Problem to solve:
Show all lines containing "Writer" from the data below.

Study material:
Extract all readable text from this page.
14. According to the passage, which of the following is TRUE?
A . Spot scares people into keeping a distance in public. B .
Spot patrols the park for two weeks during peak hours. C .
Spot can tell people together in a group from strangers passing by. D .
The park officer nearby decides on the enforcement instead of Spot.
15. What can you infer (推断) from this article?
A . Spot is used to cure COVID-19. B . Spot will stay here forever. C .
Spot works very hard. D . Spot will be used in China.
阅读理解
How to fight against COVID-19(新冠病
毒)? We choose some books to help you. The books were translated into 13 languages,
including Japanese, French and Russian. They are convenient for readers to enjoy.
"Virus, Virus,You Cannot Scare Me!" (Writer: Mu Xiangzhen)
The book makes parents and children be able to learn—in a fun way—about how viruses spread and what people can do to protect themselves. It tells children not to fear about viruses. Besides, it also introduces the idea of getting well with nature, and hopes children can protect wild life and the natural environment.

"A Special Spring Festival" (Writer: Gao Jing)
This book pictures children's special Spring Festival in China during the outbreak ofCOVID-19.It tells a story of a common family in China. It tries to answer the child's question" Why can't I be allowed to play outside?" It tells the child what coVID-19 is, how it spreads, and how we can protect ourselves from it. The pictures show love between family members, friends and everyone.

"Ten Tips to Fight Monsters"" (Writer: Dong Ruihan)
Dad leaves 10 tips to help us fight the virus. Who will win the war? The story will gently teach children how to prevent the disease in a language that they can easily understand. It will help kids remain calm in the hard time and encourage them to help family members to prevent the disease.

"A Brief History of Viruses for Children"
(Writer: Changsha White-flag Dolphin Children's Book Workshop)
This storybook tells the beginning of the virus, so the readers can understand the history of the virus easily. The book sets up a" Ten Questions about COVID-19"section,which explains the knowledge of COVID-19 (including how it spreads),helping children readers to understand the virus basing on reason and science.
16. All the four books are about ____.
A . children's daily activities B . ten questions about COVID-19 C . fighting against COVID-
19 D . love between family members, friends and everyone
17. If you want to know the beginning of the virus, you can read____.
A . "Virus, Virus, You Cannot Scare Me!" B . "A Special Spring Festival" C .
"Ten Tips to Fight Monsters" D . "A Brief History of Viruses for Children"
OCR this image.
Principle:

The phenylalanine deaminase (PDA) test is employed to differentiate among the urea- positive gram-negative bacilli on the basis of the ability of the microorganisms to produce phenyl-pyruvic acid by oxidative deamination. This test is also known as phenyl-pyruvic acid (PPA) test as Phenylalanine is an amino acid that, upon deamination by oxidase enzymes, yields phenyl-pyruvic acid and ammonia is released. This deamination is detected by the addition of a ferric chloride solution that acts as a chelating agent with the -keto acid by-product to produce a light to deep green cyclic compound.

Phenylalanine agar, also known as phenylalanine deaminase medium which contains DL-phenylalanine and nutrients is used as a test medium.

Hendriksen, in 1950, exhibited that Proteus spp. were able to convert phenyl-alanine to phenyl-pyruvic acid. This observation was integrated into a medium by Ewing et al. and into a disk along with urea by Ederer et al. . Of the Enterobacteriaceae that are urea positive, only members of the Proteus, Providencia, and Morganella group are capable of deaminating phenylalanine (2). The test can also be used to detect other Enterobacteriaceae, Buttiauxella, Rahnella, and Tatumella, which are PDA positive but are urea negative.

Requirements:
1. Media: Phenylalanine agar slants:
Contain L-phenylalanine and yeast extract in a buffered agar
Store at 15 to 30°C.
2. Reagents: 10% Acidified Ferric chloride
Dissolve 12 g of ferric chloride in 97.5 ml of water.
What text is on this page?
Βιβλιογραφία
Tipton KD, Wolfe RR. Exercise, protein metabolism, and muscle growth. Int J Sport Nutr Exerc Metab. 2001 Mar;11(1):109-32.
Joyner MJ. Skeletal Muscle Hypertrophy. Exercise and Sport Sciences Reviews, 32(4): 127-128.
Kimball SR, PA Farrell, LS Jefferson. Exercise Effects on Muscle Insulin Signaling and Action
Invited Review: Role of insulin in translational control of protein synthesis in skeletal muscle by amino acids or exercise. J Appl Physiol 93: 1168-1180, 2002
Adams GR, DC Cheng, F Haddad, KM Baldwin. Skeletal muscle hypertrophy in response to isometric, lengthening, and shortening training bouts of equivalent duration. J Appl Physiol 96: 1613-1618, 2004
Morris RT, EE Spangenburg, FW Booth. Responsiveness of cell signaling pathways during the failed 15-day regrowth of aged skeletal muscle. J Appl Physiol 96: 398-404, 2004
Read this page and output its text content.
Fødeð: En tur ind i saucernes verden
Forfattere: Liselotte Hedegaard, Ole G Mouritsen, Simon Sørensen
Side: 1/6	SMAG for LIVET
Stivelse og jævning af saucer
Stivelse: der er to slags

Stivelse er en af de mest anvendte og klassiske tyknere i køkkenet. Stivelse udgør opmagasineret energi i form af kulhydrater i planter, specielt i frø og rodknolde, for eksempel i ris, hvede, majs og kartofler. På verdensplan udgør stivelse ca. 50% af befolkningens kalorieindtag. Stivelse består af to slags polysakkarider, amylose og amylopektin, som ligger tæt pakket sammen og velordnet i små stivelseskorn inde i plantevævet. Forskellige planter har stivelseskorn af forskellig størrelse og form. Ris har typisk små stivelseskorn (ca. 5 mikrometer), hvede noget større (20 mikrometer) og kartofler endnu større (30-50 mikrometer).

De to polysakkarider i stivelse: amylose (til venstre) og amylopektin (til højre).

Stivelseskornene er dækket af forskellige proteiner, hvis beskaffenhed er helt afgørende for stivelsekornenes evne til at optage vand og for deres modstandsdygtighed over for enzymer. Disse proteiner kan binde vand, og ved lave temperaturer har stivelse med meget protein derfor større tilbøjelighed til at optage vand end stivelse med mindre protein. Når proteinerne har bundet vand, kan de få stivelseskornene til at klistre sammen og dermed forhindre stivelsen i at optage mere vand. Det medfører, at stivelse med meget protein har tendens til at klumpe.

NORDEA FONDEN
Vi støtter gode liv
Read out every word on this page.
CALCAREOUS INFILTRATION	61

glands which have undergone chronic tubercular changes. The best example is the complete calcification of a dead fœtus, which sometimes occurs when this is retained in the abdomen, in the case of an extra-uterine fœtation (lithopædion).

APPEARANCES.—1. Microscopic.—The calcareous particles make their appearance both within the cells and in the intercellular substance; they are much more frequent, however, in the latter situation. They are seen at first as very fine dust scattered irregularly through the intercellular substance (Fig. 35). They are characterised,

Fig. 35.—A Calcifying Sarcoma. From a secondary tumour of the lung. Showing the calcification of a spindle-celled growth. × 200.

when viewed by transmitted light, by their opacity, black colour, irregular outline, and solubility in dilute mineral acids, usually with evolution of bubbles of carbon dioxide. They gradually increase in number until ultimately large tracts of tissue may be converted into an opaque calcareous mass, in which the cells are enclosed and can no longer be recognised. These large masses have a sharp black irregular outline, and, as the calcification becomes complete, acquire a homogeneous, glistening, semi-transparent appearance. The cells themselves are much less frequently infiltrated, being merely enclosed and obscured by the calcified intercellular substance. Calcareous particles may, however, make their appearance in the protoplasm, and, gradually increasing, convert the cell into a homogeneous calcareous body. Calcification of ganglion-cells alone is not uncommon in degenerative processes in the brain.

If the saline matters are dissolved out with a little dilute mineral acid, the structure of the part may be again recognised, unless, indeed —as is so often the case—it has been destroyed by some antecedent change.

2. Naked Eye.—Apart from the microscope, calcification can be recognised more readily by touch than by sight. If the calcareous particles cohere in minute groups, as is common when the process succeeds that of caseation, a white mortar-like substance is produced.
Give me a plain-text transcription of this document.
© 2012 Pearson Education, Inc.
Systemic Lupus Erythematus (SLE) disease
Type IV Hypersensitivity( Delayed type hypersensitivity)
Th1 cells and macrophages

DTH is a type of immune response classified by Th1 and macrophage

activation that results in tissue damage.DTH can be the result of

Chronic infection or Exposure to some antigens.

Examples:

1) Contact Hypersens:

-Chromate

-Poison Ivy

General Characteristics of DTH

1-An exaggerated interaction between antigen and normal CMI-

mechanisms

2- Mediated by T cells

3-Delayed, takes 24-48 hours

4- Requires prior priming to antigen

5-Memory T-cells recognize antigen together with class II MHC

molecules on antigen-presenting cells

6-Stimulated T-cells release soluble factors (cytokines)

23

Response area:
"Virus, Virus,You Cannot Scare Me!" (Writer: Mu Xiangzhen)
"A Special Spring Festival" (Writer: Gao Jing)
"Ten Tips to Fight Monsters"" (Writer: Dong Ruihan)
(Writer: Changsha White-flag Dolphin Children's Book Workshop)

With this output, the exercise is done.